*WHAT NEEDS TO BE DONE*: Would you return the complete listing below word for word?

*INPUT RECORDS*:
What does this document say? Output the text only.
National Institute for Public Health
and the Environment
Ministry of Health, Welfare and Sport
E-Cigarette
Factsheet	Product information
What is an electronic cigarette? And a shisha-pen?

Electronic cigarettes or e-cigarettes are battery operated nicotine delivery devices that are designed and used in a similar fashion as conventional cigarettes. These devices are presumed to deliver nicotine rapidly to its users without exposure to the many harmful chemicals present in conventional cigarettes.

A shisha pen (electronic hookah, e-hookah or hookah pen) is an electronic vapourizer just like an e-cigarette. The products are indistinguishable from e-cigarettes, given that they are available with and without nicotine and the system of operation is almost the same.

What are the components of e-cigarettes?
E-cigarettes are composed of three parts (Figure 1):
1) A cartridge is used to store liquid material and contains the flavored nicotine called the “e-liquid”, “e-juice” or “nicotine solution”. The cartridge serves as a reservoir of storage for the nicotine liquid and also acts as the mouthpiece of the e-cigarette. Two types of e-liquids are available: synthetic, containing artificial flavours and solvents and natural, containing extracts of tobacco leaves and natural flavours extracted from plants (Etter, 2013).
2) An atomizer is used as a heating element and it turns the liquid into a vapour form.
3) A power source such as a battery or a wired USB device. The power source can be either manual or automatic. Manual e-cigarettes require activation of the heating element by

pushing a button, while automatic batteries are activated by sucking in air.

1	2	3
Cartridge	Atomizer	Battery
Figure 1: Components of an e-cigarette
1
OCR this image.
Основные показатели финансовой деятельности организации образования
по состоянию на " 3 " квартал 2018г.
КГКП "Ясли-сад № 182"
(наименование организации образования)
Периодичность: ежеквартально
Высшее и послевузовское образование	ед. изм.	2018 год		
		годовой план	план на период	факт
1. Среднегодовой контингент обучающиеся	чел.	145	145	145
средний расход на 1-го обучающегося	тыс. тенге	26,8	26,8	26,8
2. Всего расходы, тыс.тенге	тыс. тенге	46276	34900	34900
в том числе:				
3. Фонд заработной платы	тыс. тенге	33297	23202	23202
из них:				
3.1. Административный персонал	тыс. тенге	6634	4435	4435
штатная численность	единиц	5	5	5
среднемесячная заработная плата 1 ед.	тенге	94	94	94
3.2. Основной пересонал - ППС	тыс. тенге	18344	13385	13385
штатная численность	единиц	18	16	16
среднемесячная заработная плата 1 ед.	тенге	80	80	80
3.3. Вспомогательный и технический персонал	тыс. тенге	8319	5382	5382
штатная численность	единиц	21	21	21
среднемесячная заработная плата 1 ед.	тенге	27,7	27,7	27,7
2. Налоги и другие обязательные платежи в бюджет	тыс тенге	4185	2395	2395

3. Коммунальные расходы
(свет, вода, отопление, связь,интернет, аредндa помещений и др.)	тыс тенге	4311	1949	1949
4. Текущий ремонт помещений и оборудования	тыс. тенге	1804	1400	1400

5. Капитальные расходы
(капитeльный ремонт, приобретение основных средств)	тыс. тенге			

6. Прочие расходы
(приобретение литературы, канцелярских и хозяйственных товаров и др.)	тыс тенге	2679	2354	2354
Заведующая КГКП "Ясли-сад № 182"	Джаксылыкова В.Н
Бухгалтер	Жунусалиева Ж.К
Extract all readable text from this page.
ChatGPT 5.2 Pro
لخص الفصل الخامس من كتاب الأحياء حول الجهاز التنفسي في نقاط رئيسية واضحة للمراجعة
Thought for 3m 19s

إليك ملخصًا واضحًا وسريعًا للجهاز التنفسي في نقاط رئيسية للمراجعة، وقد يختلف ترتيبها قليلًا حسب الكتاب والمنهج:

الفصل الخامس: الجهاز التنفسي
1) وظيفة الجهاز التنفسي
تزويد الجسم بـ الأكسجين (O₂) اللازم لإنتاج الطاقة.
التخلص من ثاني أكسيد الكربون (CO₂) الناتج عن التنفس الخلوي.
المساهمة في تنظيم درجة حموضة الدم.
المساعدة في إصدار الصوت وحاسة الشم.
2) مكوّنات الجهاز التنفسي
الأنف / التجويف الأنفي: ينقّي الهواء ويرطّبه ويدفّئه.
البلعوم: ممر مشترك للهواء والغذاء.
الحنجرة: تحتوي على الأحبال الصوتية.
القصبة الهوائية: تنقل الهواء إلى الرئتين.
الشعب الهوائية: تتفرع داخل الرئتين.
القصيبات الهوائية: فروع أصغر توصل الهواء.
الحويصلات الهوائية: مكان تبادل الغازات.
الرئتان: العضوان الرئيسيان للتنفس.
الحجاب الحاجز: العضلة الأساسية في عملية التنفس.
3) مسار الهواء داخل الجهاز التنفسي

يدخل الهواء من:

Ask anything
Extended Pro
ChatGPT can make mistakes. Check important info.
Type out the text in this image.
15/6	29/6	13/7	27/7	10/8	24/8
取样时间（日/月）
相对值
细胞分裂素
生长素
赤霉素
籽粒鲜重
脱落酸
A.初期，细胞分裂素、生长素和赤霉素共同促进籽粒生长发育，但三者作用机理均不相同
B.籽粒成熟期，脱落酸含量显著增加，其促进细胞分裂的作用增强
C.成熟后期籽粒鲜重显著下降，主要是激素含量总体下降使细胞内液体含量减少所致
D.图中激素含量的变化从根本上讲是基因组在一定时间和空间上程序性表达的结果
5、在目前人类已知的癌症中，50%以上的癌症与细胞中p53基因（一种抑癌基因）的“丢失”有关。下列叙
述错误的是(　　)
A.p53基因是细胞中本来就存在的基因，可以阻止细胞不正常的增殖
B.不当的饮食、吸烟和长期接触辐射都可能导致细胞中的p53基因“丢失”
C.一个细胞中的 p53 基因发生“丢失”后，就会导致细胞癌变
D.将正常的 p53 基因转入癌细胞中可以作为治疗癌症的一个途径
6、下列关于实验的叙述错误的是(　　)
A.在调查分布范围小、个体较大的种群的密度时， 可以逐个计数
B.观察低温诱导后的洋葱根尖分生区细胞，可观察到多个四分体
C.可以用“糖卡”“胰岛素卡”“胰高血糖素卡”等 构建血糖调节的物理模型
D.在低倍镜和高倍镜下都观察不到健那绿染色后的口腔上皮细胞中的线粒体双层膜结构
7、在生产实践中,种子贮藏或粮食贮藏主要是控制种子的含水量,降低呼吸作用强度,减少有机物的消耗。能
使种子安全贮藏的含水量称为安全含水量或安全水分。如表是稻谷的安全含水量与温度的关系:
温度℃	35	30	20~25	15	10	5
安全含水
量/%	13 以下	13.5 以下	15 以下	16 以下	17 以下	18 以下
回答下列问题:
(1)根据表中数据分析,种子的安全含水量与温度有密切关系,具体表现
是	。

*OUTPUT FOR THIS EXERCISE*:
What does this document say? Output the text only.
National Institute for Public Health
and the Environment
Ministry of Health, Welfare and Sport
E-Cigarette
Factsheet	Product information
What is an electronic cigarette? And a shisha-pen?

Electronic cigarettes or e-cigarettes are battery operated nicotine delivery devices that are designed and used in a similar fashion as conventional cigarettes. These devices are presumed to deliver nicotine rapidly to its users without exposure to the many harmful chemicals present in conventional cigarettes.

A shisha pen (electronic hookah, e-hookah or hookah pen) is an electronic vapourizer just like an e-cigarette. The products are indistinguishable from e-cigarettes, given that they are available with and without nicotine and the system of operation is almost the same.

What are the components of e-cigarettes?
E-cigarettes are composed of three parts (Figure 1):
1) A cartridge is used to store liquid material and contains the flavored nicotine called the “e-liquid”, “e-juice” or “nicotine solution”. The cartridge serves as a reservoir of storage for the nicotine liquid and also acts as the mouthpiece of the e-cigarette. Two types of e-liquids are available: synthetic, containing artificial flavours and solvents and natural, containing extracts of tobacco leaves and natural flavours extracted from plants (Etter, 2013).
2) An atomizer is used as a heating element and it turns the liquid into a vapour form.
3) A power source such as a battery or a wired USB device. The power source can be either manual or automatic. Manual e-cigarettes require activation of the heating element by

pushing a button, while automatic batteries are activated by sucking in air.

1	2	3
Cartridge	Atomizer	Battery
Figure 1: Components of an e-cigarette
1
OCR this image.
Основные показатели финансовой деятельности организации образования
по состоянию на " 3 " квартал 2018г.
КГКП "Ясли-сад № 182"
(наименование организации образования)
Периодичность: ежеквартально
Высшее и послевузовское образование	ед. изм.	2018 год		
		годовой план	план на период	факт
1. Среднегодовой контингент обучающиеся	чел.	145	145	145
средний расход на 1-го обучающегося	тыс. тенге	26,8	26,8	26,8
2. Всего расходы, тыс.тенге	тыс. тенге	46276	34900	34900
в том числе:				
3. Фонд заработной платы	тыс. тенге	33297	23202	23202
из них:				
3.1. Административный персонал	тыс. тенге	6634	4435	4435
штатная численность	единиц	5	5	5
среднемесячная заработная плата 1 ед.	тенге	94	94	94
3.2. Основной пересонал - ППС	тыс. тенге	18344	13385	13385
штатная численность	единиц	18	16	16
среднемесячная заработная плата 1 ед.	тенге	80	80	80
3.3. Вспомогательный и технический персонал	тыс. тенге	8319	5382	5382
штатная численность	единиц	21	21	21
среднемесячная заработная плата 1 ед.	тенге	27,7	27,7	27,7
2. Налоги и другие обязательные платежи в бюджет	тыс тенге	4185	2395	2395

3. Коммунальные расходы
(свет, вода, отопление, связь,интернет, аредндa помещений и др.)	тыс тенге	4311	1949	1949
4. Текущий ремонт помещений и оборудования	тыс. тенге	1804	1400	1400

5. Капитальные расходы
(капитeльный ремонт, приобретение основных средств)	тыс. тенге			

6. Прочие расходы
(приобретение литературы, канцелярских и хозяйственных товаров и др.)	тыс тенге	2679	2354	2354
Заведующая КГКП "Ясли-сад № 182"	Джаксылыкова В.Н
Бухгалтер	Жунусалиева Ж.К
Extract all readable text from this page.
ChatGPT 5.2 Pro
لخص الفصل الخامس من كتاب الأحياء حول الجهاز التنفسي في نقاط رئيسية واضحة للمراجعة
Thought for 3m 19s

إليك ملخصًا واضحًا وسريعًا للجهاز التنفسي في نقاط رئيسية للمراجعة، وقد يختلف ترتيبها قليلًا حسب الكتاب والمنهج:

الفصل الخامس: الجهاز التنفسي
1) وظيفة الجهاز التنفسي
تزويد الجسم بـ الأكسجين (O₂) اللازم لإنتاج الطاقة.
التخلص من ثاني أكسيد الكربون (CO₂) الناتج عن التنفس الخلوي.
المساهمة في تنظيم درجة حموضة الدم.
المساعدة في إصدار الصوت وحاسة الشم.
2) مكوّنات الجهاز التنفسي
الأنف / التجويف الأنفي: ينقّي الهواء ويرطّبه ويدفّئه.
البلعوم: ممر مشترك للهواء والغذاء.
الحنجرة: تحتوي على الأحبال الصوتية.
القصبة الهوائية: تنقل الهواء إلى الرئتين.
الشعب الهوائية: تتفرع داخل الرئتين.
القصيبات الهوائية: فروع أصغر توصل الهواء.
الحويصلات الهوائية: مكان تبادل الغازات.
الرئتان: العضوان الرئيسيان للتنفس.
الحجاب الحاجز: العضلة الأساسية في عملية التنفس.
3) مسار الهواء داخل الجهاز التنفسي

يدخل الهواء من:

Ask anything
Extended Pro
ChatGPT can make mistakes. Check important info.
Type out the text in this image.
15/6	29/6	13/7	27/7	10/8	24/8
取样时间（日/月）
相对值
细胞分裂素
生长素
赤霉素
籽粒鲜重
脱落酸
A.初期，细胞分裂素、生长素和赤霉素共同促进籽粒生长发育，但三者作用机理均不相同
B.籽粒成熟期，脱落酸含量显著增加，其促进细胞分裂的作用增强
C.成熟后期籽粒鲜重显著下降，主要是激素含量总体下降使细胞内液体含量减少所致
D.图中激素含量的变化从根本上讲是基因组在一定时间和空间上程序性表达的结果
5、在目前人类已知的癌症中，50%以上的癌症与细胞中p53基因（一种抑癌基因）的“丢失”有关。下列叙
述错误的是(　　)
A.p53基因是细胞中本来就存在的基因，可以阻止细胞不正常的增殖
B.不当的饮食、吸烟和长期接触辐射都可能导致细胞中的p53基因“丢失”
C.一个细胞中的 p53 基因发生“丢失”后，就会导致细胞癌变
D.将正常的 p53 基因转入癌细胞中可以作为治疗癌症的一个途径
6、下列关于实验的叙述错误的是(　　)
A.在调查分布范围小、个体较大的种群的密度时， 可以逐个计数
B.观察低温诱导后的洋葱根尖分生区细胞，可观察到多个四分体
C.可以用“糖卡”“胰岛素卡”“胰高血糖素卡”等 构建血糖调节的物理模型
D.在低倍镜和高倍镜下都观察不到健那绿染色后的口腔上皮细胞中的线粒体双层膜结构
7、在生产实践中,种子贮藏或粮食贮藏主要是控制种子的含水量,降低呼吸作用强度,减少有机物的消耗。能
使种子安全贮藏的含水量称为安全含水量或安全水分。如表是稻谷的安全含水量与温度的关系:
温度℃	35	30	20~25	15	10	5
安全含水
量/%	13 以下	13.5 以下	15 以下	16 以下	17 以下	18 以下
回答下列问题:
(1)根据表中数据分析,种子的安全含水量与温度有密切关系,具体表现
是	。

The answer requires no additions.